* [Exercise objective]: Leave out the pictures and copy everything else in the entries exactly.

* [Records supplied]:

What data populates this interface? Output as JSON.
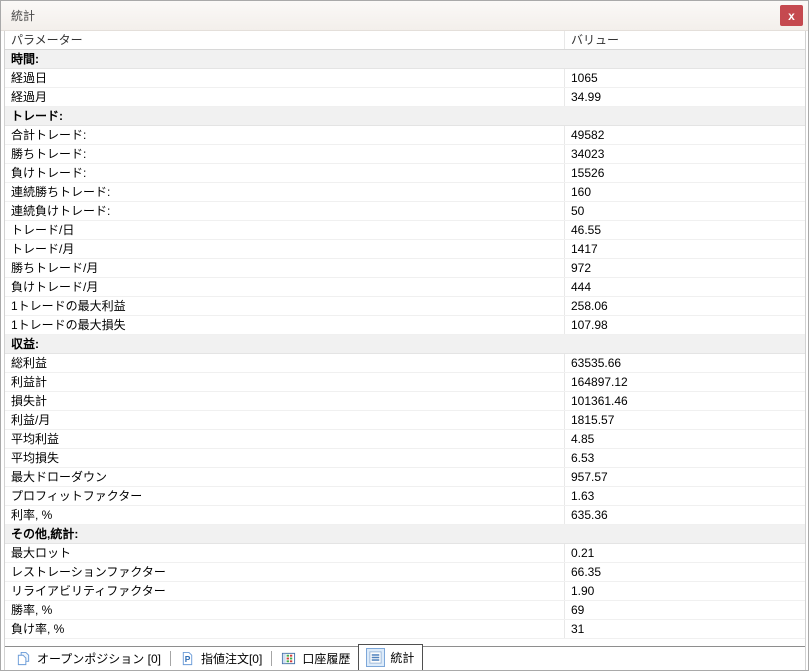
{
  "window": {
    "title": "統計",
    "close_label": "x"
  },
  "table": {
    "columns": [
      "パラメーター",
      "バリュー"
    ],
    "rows": [
      {
        "type": "section",
        "label": "時間:"
      },
      {
        "type": "data",
        "label": "経過日",
        "value": "1065"
      },
      {
        "type": "data",
        "label": "経過月",
        "value": "34.99"
      },
      {
        "type": "section",
        "label": "トレード:"
      },
      {
        "type": "data",
        "label": "合計トレード:",
        "value": "49582"
      },
      {
        "type": "data",
        "label": "勝ちトレード:",
        "value": "34023"
      },
      {
        "type": "data",
        "label": "負けトレード:",
        "value": "15526"
      },
      {
        "type": "data",
        "label": "連続勝ちトレード:",
        "value": "160"
      },
      {
        "type": "data",
        "label": "連続負けトレード:",
        "value": "50"
      },
      {
        "type": "data",
        "label": "トレード/日",
        "value": "46.55"
      },
      {
        "type": "data",
        "label": "トレード/月",
        "value": "1417"
      },
      {
        "type": "data",
        "label": "勝ちトレード/月",
        "value": "972"
      },
      {
        "type": "data",
        "label": "負けトレード/月",
        "value": "444"
      },
      {
        "type": "data",
        "label": "1トレードの最大利益",
        "value": "258.06"
      },
      {
        "type": "data",
        "label": "1トレードの最大損失",
        "value": "107.98"
      },
      {
        "type": "section",
        "label": "収益:"
      },
      {
        "type": "data",
        "label": "総利益",
        "value": "63535.66"
      },
      {
        "type": "data",
        "label": "利益計",
        "value": "164897.12"
      },
      {
        "type": "data",
        "label": "損失計",
        "value": "101361.46"
      },
      {
        "type": "data",
        "label": "利益/月",
        "value": "1815.57"
      },
      {
        "type": "data",
        "label": "平均利益",
        "value": "4.85"
      },
      {
        "type": "data",
        "label": "平均損失",
        "value": "6.53"
      },
      {
        "type": "data",
        "label": "最大ドローダウン",
        "value": "957.57"
      },
      {
        "type": "data",
        "label": "プロフィットファクター",
        "value": "1.63"
      },
      {
        "type": "data",
        "label": "利率, %",
        "value": "635.36"
      },
      {
        "type": "section",
        "label": "その他,統計:"
      },
      {
        "type": "data",
        "label": "最大ロット",
        "value": "0.21"
      },
      {
        "type": "data",
        "label": "レストレーションファクター",
        "value": "66.35"
      },
      {
        "type": "data",
        "label": "リライアビリティファクター",
        "value": "1.90"
      },
      {
        "type": "data",
        "label": "勝率, %",
        "value": "69"
      },
      {
        "type": "data",
        "label": "負け率, %",
        "value": "31"
      }
    ]
  },
  "tabs": [
    {
      "name": "tab-open-positions",
      "label": "オープンポジション [0]",
      "icon": "documents-icon",
      "active": false
    },
    {
      "name": "tab-pending-orders",
      "label": "指値注文[0]",
      "icon": "page-p-icon",
      "active": false
    },
    {
      "name": "tab-account-history",
      "label": "口座履歴",
      "icon": "grid-table-icon",
      "active": false
    },
    {
      "name": "tab-statistics",
      "label": "統計",
      "icon": "list-lines-icon",
      "active": true
    }
  ],
  "colors": {
    "close_button_red": "#c5494f",
    "tab_icon_blue": "#6a9bd8",
    "section_row_bg": "#f1f1f1"
  }
}
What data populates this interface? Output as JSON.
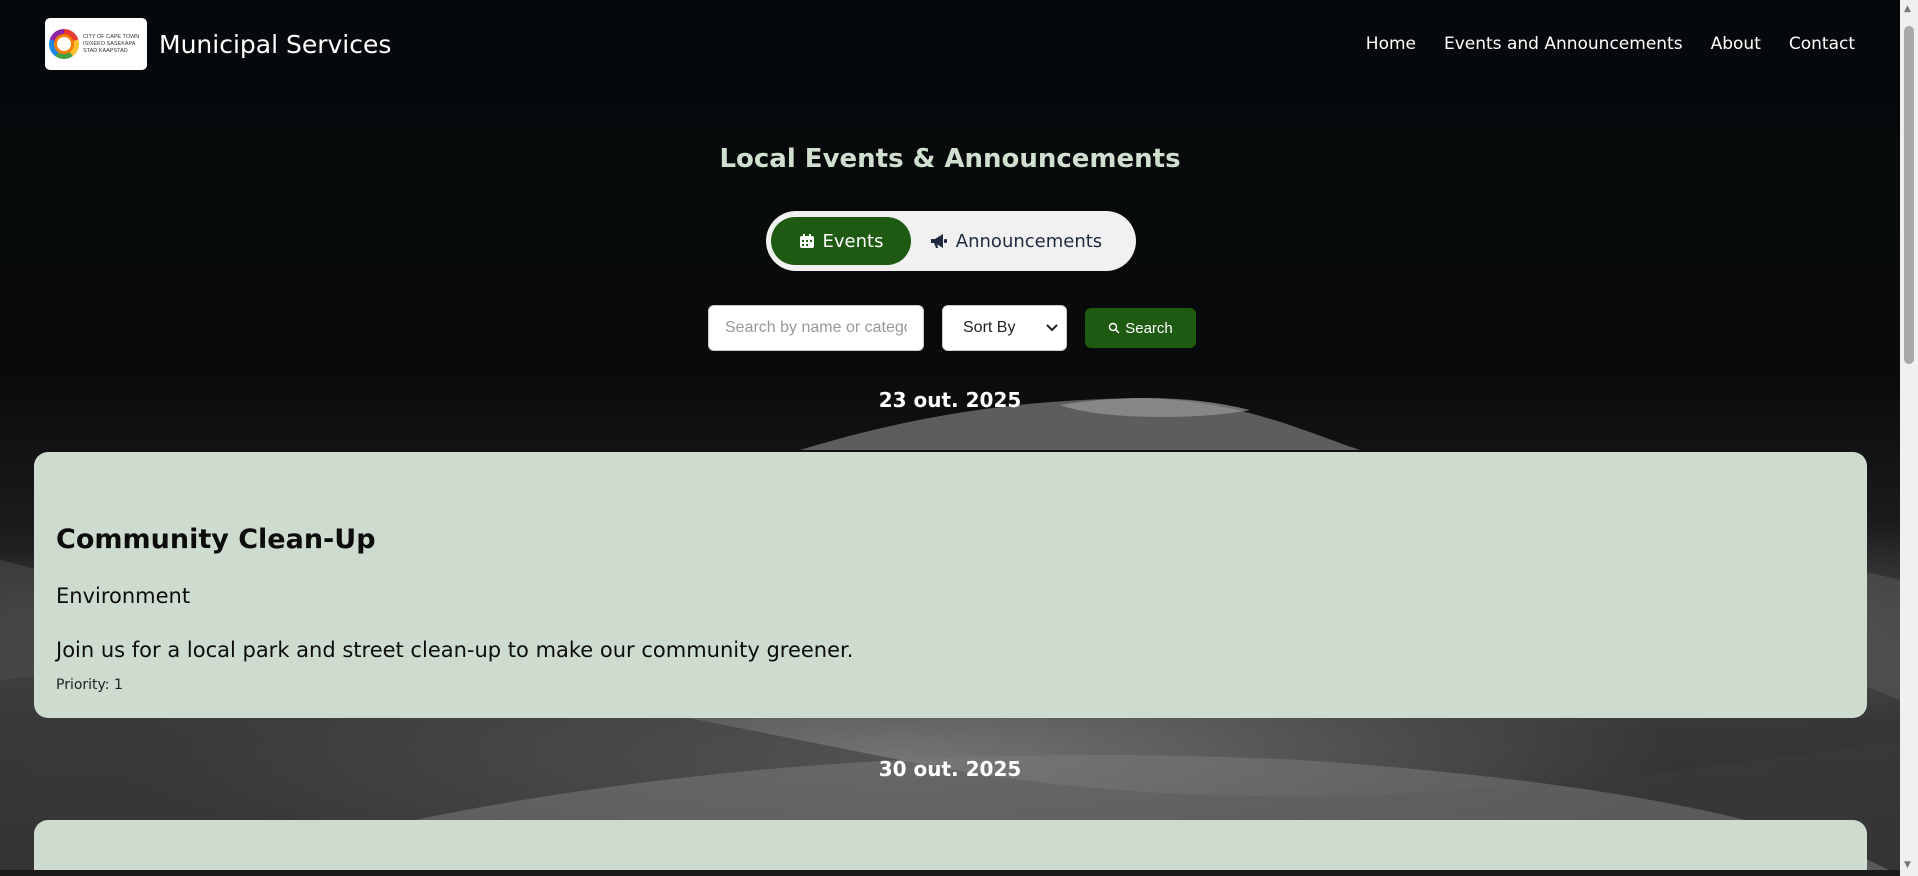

* [Task answer]:
What data populates this interface? Output as JSON.
{
  "window": {
    "title": "統計",
    "close_label": "x"
  },
  "table": {
    "columns": [
      "パラメーター",
      "バリュー"
    ],
    "rows": [
      {
        "type": "section",
        "label": "時間:"
      },
      {
        "type": "data",
        "label": "経過日",
        "value": "1065"
      },
      {
        "type": "data",
        "label": "経過月",
        "value": "34.99"
      },
      {
        "type": "section",
        "label": "トレード:"
      },
      {
        "type": "data",
        "label": "合計トレード:",
        "value": "49582"
      },
      {
        "type": "data",
        "label": "勝ちトレード:",
        "value": "34023"
      },
      {
        "type": "data",
        "label": "負けトレード:",
        "value": "15526"
      },
      {
        "type": "data",
        "label": "連続勝ちトレード:",
        "value": "160"
      },
      {
        "type": "data",
        "label": "連続負けトレード:",
        "value": "50"
      },
      {
        "type": "data",
        "label": "トレード/日",
        "value": "46.55"
      },
      {
        "type": "data",
        "label": "トレード/月",
        "value": "1417"
      },
      {
        "type": "data",
        "label": "勝ちトレード/月",
        "value": "972"
      },
      {
        "type": "data",
        "label": "負けトレード/月",
        "value": "444"
      },
      {
        "type": "data",
        "label": "1トレードの最大利益",
        "value": "258.06"
      },
      {
        "type": "data",
        "label": "1トレードの最大損失",
        "value": "107.98"
      },
      {
        "type": "section",
        "label": "収益:"
      },
      {
        "type": "data",
        "label": "総利益",
        "value": "63535.66"
      },
      {
        "type": "data",
        "label": "利益計",
        "value": "164897.12"
      },
      {
        "type": "data",
        "label": "損失計",
        "value": "101361.46"
      },
      {
        "type": "data",
        "label": "利益/月",
        "value": "1815.57"
      },
      {
        "type": "data",
        "label": "平均利益",
        "value": "4.85"
      },
      {
        "type": "data",
        "label": "平均損失",
        "value": "6.53"
      },
      {
        "type": "data",
        "label": "最大ドローダウン",
        "value": "957.57"
      },
      {
        "type": "data",
        "label": "プロフィットファクター",
        "value": "1.63"
      },
      {
        "type": "data",
        "label": "利率, %",
        "value": "635.36"
      },
      {
        "type": "section",
        "label": "その他,統計:"
      },
      {
        "type": "data",
        "label": "最大ロット",
        "value": "0.21"
      },
      {
        "type": "data",
        "label": "レストレーションファクター",
        "value": "66.35"
      },
      {
        "type": "data",
        "label": "リライアビリティファクター",
        "value": "1.90"
      },
      {
        "type": "data",
        "label": "勝率, %",
        "value": "69"
      },
      {
        "type": "data",
        "label": "負け率, %",
        "value": "31"
      }
    ]
  },
  "tabs": [
    {
      "name": "tab-open-positions",
      "label": "オープンポジション [0]",
      "icon": "documents-icon",
      "active": false
    },
    {
      "name": "tab-pending-orders",
      "label": "指値注文[0]",
      "icon": "page-p-icon",
      "active": false
    },
    {
      "name": "tab-account-history",
      "label": "口座履歴",
      "icon": "grid-table-icon",
      "active": false
    },
    {
      "name": "tab-statistics",
      "label": "統計",
      "icon": "list-lines-icon",
      "active": true
    }
  ],
  "colors": {
    "close_button_red": "#c5494f",
    "tab_icon_blue": "#6a9bd8",
    "section_row_bg": "#f1f1f1"
  }
}
What data populates this interface? Output as JSON.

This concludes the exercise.